┌────────

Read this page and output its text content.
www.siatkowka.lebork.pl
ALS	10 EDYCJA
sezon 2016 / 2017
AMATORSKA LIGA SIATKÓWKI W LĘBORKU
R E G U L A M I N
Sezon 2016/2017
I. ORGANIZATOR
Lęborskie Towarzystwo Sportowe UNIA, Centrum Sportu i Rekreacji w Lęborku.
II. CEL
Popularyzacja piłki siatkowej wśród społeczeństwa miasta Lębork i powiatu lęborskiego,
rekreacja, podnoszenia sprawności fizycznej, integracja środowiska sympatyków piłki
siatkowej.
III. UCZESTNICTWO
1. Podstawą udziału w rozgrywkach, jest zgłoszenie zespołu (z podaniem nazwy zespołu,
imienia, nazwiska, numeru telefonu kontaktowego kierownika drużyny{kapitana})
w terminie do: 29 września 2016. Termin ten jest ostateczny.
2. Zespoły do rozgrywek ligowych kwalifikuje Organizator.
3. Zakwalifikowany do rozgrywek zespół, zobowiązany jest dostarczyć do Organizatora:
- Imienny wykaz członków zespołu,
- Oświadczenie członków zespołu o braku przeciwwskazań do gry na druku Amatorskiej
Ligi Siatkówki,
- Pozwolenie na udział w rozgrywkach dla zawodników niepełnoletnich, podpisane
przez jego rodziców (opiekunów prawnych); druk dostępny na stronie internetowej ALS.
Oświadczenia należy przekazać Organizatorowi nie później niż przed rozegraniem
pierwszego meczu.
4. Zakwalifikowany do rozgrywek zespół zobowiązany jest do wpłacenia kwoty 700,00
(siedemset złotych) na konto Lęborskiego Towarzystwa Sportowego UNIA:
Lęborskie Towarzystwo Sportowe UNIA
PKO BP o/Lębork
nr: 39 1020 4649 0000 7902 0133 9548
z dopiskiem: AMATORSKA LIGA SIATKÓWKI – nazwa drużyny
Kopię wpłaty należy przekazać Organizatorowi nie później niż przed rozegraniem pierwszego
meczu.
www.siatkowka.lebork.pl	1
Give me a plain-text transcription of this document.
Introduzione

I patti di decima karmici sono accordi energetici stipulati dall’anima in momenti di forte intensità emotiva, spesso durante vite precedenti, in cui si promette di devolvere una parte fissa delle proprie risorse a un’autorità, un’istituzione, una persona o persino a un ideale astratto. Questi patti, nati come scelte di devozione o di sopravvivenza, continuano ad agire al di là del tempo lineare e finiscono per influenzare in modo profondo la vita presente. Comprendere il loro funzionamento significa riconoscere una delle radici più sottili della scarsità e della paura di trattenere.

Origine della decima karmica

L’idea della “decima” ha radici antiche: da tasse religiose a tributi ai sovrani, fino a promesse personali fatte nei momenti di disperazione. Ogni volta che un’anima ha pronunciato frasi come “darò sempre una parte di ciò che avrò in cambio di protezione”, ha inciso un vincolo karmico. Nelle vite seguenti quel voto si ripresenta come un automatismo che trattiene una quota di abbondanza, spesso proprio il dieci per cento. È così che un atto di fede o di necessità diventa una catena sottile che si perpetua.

└────────

## WHAT YOU WILL DO
Collect the lines of the data that carry the word "pierwszego".

## SOLUTION
pierwszego meczu.
Kopię wpłaty należy przekazać Organizatorowi nie później niż przed rozegraniem pierwszego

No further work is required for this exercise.